◆ **INSTRUCTIONS FOR THE TASK**
Say how many lines contain the string "пенсионеры". Give no other output.
** START EXTRACTED ENTRIES **
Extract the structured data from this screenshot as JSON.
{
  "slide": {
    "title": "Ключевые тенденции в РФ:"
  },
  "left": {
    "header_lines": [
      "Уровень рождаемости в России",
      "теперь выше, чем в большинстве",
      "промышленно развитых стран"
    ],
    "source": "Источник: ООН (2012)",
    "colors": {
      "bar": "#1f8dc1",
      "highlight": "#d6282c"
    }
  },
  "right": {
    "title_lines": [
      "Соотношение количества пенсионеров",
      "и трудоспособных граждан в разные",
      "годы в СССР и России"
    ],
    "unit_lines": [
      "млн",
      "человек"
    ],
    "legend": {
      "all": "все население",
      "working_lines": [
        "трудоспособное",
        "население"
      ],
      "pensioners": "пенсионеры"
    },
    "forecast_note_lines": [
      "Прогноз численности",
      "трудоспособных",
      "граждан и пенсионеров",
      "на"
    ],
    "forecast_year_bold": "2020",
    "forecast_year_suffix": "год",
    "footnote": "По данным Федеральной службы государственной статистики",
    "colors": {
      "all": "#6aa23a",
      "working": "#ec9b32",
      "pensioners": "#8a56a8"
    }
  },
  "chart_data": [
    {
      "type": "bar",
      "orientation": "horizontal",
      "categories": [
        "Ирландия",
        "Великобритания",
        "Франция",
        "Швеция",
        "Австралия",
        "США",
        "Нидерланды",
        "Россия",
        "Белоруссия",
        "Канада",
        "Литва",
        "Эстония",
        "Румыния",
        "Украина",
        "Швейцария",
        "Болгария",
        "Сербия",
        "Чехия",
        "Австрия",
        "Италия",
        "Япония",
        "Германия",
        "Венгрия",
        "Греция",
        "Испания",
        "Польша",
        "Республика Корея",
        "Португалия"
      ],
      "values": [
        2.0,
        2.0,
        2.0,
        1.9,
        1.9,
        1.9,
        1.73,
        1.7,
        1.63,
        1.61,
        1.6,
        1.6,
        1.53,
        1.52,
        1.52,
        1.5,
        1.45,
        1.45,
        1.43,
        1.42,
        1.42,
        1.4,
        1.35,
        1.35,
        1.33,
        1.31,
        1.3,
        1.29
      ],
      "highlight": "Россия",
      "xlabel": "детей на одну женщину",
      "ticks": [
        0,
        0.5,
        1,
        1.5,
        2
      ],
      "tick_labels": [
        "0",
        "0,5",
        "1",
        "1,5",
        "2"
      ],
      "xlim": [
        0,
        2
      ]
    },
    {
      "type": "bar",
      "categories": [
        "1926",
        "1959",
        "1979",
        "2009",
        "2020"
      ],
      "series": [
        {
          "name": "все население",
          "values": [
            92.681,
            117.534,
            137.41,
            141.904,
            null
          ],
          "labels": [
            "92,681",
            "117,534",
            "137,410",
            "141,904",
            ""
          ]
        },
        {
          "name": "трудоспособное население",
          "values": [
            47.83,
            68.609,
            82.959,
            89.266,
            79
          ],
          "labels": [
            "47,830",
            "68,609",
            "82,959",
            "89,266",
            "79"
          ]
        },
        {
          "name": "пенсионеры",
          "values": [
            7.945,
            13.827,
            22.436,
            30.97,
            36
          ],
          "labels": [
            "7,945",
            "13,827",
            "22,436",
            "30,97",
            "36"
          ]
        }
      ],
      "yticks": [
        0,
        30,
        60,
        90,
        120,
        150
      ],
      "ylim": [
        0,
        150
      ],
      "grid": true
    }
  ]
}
** END EXTRACTED ENTRIES **
◆ **FULL RESPONSE**
2